- _SET TASK_
All of the material below is to be repeated exactly.

☆ ☆ ☆ ☆ ☆ ☆ ☆

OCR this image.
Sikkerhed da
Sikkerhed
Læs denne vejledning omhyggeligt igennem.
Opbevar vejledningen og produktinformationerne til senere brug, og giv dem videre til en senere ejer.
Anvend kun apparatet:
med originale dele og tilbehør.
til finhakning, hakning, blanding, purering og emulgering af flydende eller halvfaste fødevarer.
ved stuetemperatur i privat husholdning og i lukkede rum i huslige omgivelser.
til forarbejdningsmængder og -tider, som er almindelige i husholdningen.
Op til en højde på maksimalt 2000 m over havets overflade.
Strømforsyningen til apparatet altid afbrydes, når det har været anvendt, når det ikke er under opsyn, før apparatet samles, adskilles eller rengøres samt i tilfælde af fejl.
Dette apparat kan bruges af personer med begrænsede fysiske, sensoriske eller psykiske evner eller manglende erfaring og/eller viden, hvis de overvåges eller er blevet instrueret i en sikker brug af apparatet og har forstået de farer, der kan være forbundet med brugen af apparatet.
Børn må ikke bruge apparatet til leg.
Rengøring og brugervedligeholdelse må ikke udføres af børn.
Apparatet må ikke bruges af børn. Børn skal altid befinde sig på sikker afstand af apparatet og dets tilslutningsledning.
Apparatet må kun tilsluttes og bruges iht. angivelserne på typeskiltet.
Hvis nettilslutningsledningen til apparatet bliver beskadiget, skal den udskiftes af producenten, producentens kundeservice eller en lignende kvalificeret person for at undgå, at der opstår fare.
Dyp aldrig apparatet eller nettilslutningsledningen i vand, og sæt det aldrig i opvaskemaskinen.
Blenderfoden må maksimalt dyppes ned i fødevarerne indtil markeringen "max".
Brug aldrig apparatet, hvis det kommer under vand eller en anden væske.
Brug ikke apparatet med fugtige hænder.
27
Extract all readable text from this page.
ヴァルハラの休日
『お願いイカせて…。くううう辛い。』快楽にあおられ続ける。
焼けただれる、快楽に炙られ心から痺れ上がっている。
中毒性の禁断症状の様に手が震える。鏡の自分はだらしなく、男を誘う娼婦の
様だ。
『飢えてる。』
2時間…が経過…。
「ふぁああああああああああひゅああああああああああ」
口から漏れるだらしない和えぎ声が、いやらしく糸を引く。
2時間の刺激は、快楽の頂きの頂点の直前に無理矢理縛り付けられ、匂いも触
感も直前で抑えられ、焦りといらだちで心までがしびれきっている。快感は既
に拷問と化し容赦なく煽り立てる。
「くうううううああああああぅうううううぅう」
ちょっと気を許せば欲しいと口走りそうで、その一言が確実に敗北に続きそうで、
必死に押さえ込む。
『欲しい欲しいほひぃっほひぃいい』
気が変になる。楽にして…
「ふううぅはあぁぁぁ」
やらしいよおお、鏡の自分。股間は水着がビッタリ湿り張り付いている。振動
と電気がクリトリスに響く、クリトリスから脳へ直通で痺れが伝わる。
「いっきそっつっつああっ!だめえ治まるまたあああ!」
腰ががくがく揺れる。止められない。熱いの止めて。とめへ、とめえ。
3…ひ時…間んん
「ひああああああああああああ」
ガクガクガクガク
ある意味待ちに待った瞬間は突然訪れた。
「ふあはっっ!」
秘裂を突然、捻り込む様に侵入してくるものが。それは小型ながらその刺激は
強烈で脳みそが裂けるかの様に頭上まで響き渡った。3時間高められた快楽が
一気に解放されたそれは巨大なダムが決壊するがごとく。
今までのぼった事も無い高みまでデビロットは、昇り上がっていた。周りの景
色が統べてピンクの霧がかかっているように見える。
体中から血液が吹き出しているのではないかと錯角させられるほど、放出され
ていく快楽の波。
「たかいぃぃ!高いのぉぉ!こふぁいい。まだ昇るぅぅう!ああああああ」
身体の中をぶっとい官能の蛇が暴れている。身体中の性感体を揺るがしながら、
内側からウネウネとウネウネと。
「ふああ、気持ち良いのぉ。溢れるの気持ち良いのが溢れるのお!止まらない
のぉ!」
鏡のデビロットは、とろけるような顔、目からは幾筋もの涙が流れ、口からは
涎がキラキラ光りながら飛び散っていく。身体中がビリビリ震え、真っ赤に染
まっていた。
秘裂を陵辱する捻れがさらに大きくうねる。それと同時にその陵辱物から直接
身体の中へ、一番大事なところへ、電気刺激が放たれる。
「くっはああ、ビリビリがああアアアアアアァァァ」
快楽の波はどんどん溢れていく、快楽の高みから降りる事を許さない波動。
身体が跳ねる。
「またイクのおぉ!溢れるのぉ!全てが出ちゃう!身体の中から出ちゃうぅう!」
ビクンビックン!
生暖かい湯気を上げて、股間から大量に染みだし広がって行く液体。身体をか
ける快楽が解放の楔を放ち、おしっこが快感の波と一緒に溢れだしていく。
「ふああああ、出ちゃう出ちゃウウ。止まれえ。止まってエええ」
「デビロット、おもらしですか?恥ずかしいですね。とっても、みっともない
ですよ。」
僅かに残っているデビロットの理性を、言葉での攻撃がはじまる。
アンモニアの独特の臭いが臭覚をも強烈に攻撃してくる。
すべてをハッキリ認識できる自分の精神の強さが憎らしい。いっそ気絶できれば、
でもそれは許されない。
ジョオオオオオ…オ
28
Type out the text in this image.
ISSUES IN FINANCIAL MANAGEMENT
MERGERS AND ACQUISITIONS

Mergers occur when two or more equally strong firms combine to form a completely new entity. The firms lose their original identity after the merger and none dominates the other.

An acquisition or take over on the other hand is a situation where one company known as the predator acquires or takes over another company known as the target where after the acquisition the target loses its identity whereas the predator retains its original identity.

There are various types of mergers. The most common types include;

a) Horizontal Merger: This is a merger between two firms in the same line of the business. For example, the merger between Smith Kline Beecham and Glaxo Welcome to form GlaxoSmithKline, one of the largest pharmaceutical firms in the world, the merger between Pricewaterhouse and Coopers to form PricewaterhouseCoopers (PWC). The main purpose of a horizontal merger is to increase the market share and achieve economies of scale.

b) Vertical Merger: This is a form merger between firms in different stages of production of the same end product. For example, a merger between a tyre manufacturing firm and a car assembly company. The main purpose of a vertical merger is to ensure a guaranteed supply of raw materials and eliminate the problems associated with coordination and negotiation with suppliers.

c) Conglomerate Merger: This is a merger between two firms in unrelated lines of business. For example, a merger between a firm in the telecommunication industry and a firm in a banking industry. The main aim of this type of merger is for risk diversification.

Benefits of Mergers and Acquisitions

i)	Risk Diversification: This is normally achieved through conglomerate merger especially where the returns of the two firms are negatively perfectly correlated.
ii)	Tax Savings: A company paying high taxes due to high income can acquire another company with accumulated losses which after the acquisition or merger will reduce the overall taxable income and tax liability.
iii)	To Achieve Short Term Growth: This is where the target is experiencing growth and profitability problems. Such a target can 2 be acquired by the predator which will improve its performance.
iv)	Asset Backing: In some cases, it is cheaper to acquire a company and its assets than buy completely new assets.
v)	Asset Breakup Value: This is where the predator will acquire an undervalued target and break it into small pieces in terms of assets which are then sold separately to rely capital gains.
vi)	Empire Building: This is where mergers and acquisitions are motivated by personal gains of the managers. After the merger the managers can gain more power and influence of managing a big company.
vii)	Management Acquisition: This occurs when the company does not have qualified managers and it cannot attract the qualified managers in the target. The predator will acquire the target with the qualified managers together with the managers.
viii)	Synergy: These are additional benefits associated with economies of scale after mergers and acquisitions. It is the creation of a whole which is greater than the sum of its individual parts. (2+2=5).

☆ ☆ ☆ ☆ ☆ ☆ ☆

- _TASK RESULT_
OCR this image.
Sikkerhed da
Sikkerhed
Læs denne vejledning omhyggeligt igennem.
Opbevar vejledningen og produktinformationerne til senere brug, og giv dem videre til en senere ejer.
Anvend kun apparatet:
med originale dele og tilbehør.
til finhakning, hakning, blanding, purering og emulgering af flydende eller halvfaste fødevarer.
ved stuetemperatur i privat husholdning og i lukkede rum i huslige omgivelser.
til forarbejdningsmængder og -tider, som er almindelige i husholdningen.
Op til en højde på maksimalt 2000 m over havets overflade.
Strømforsyningen til apparatet altid afbrydes, når det har været anvendt, når det ikke er under opsyn, før apparatet samles, adskilles eller rengøres samt i tilfælde af fejl.
Dette apparat kan bruges af personer med begrænsede fysiske, sensoriske eller psykiske evner eller manglende erfaring og/eller viden, hvis de overvåges eller er blevet instrueret i en sikker brug af apparatet og har forstået de farer, der kan være forbundet med brugen af apparatet.
Børn må ikke bruge apparatet til leg.
Rengøring og brugervedligeholdelse må ikke udføres af børn.
Apparatet må ikke bruges af børn. Børn skal altid befinde sig på sikker afstand af apparatet og dets tilslutningsledning.
Apparatet må kun tilsluttes og bruges iht. angivelserne på typeskiltet.
Hvis nettilslutningsledningen til apparatet bliver beskadiget, skal den udskiftes af producenten, producentens kundeservice eller en lignende kvalificeret person for at undgå, at der opstår fare.
Dyp aldrig apparatet eller nettilslutningsledningen i vand, og sæt det aldrig i opvaskemaskinen.
Blenderfoden må maksimalt dyppes ned i fødevarerne indtil markeringen "max".
Brug aldrig apparatet, hvis det kommer under vand eller en anden væske.
Brug ikke apparatet med fugtige hænder.
27
Extract all readable text from this page.
ヴァルハラの休日
『お願いイカせて…。くううう辛い。』快楽にあおられ続ける。
焼けただれる、快楽に炙られ心から痺れ上がっている。
中毒性の禁断症状の様に手が震える。鏡の自分はだらしなく、男を誘う娼婦の
様だ。
『飢えてる。』
2時間…が経過…。
「ふぁああああああああああひゅああああああああああ」
口から漏れるだらしない和えぎ声が、いやらしく糸を引く。
2時間の刺激は、快楽の頂きの頂点の直前に無理矢理縛り付けられ、匂いも触
感も直前で抑えられ、焦りといらだちで心までがしびれきっている。快感は既
に拷問と化し容赦なく煽り立てる。
「くうううううああああああぅうううううぅう」
ちょっと気を許せば欲しいと口走りそうで、その一言が確実に敗北に続きそうで、
必死に押さえ込む。
『欲しい欲しいほひぃっほひぃいい』
気が変になる。楽にして…
「ふううぅはあぁぁぁ」
やらしいよおお、鏡の自分。股間は水着がビッタリ湿り張り付いている。振動
と電気がクリトリスに響く、クリトリスから脳へ直通で痺れが伝わる。
「いっきそっつっつああっ!だめえ治まるまたあああ!」
腰ががくがく揺れる。止められない。熱いの止めて。とめへ、とめえ。
3…ひ時…間んん
「ひああああああああああああ」
ガクガクガクガク
ある意味待ちに待った瞬間は突然訪れた。
「ふあはっっ!」
秘裂を突然、捻り込む様に侵入してくるものが。それは小型ながらその刺激は
強烈で脳みそが裂けるかの様に頭上まで響き渡った。3時間高められた快楽が
一気に解放されたそれは巨大なダムが決壊するがごとく。
今までのぼった事も無い高みまでデビロットは、昇り上がっていた。周りの景
色が統べてピンクの霧がかかっているように見える。
体中から血液が吹き出しているのではないかと錯角させられるほど、放出され
ていく快楽の波。
「たかいぃぃ!高いのぉぉ!こふぁいい。まだ昇るぅぅう!ああああああ」
身体の中をぶっとい官能の蛇が暴れている。身体中の性感体を揺るがしながら、
内側からウネウネとウネウネと。
「ふああ、気持ち良いのぉ。溢れるの気持ち良いのが溢れるのお!止まらない
のぉ!」
鏡のデビロットは、とろけるような顔、目からは幾筋もの涙が流れ、口からは
涎がキラキラ光りながら飛び散っていく。身体中がビリビリ震え、真っ赤に染
まっていた。
秘裂を陵辱する捻れがさらに大きくうねる。それと同時にその陵辱物から直接
身体の中へ、一番大事なところへ、電気刺激が放たれる。
「くっはああ、ビリビリがああアアアアアアァァァ」
快楽の波はどんどん溢れていく、快楽の高みから降りる事を許さない波動。
身体が跳ねる。
「またイクのおぉ!溢れるのぉ!全てが出ちゃう!身体の中から出ちゃうぅう!」
ビクンビックン!
生暖かい湯気を上げて、股間から大量に染みだし広がって行く液体。身体をか
ける快楽が解放の楔を放ち、おしっこが快感の波と一緒に溢れだしていく。
「ふああああ、出ちゃう出ちゃウウ。止まれえ。止まってエええ」
「デビロット、おもらしですか?恥ずかしいですね。とっても、みっともない
ですよ。」
僅かに残っているデビロットの理性を、言葉での攻撃がはじまる。
アンモニアの独特の臭いが臭覚をも強烈に攻撃してくる。
すべてをハッキリ認識できる自分の精神の強さが憎らしい。いっそ気絶できれば、
でもそれは許されない。
ジョオオオオオ…オ
28
Type out the text in this image.
ISSUES IN FINANCIAL MANAGEMENT
MERGERS AND ACQUISITIONS

Mergers occur when two or more equally strong firms combine to form a completely new entity. The firms lose their original identity after the merger and none dominates the other.

An acquisition or take over on the other hand is a situation where one company known as the predator acquires or takes over another company known as the target where after the acquisition the target loses its identity whereas the predator retains its original identity.

There are various types of mergers. The most common types include;

a) Horizontal Merger: This is a merger between two firms in the same line of the business. For example, the merger between Smith Kline Beecham and Glaxo Welcome to form GlaxoSmithKline, one of the largest pharmaceutical firms in the world, the merger between Pricewaterhouse and Coopers to form PricewaterhouseCoopers (PWC). The main purpose of a horizontal merger is to increase the market share and achieve economies of scale.

b) Vertical Merger: This is a form merger between firms in different stages of production of the same end product. For example, a merger between a tyre manufacturing firm and a car assembly company. The main purpose of a vertical merger is to ensure a guaranteed supply of raw materials and eliminate the problems associated with coordination and negotiation with suppliers.

c) Conglomerate Merger: This is a merger between two firms in unrelated lines of business. For example, a merger between a firm in the telecommunication industry and a firm in a banking industry. The main aim of this type of merger is for risk diversification.

Benefits of Mergers and Acquisitions

i)	Risk Diversification: This is normally achieved through conglomerate merger especially where the returns of the two firms are negatively perfectly correlated.
ii)	Tax Savings: A company paying high taxes due to high income can acquire another company with accumulated losses which after the acquisition or merger will reduce the overall taxable income and tax liability.
iii)	To Achieve Short Term Growth: This is where the target is experiencing growth and profitability problems. Such a target can 2 be acquired by the predator which will improve its performance.
iv)	Asset Backing: In some cases, it is cheaper to acquire a company and its assets than buy completely new assets.
v)	Asset Breakup Value: This is where the predator will acquire an undervalued target and break it into small pieces in terms of assets which are then sold separately to rely capital gains.
vi)	Empire Building: This is where mergers and acquisitions are motivated by personal gains of the managers. After the merger the managers can gain more power and influence of managing a big company.
vii)	Management Acquisition: This occurs when the company does not have qualified managers and it cannot attract the qualified managers in the target. The predator will acquire the target with the qualified managers together with the managers.
viii)	Synergy: These are additional benefits associated with economies of scale after mergers and acquisitions. It is the creation of a whole which is greater than the sum of its individual parts. (2+2=5).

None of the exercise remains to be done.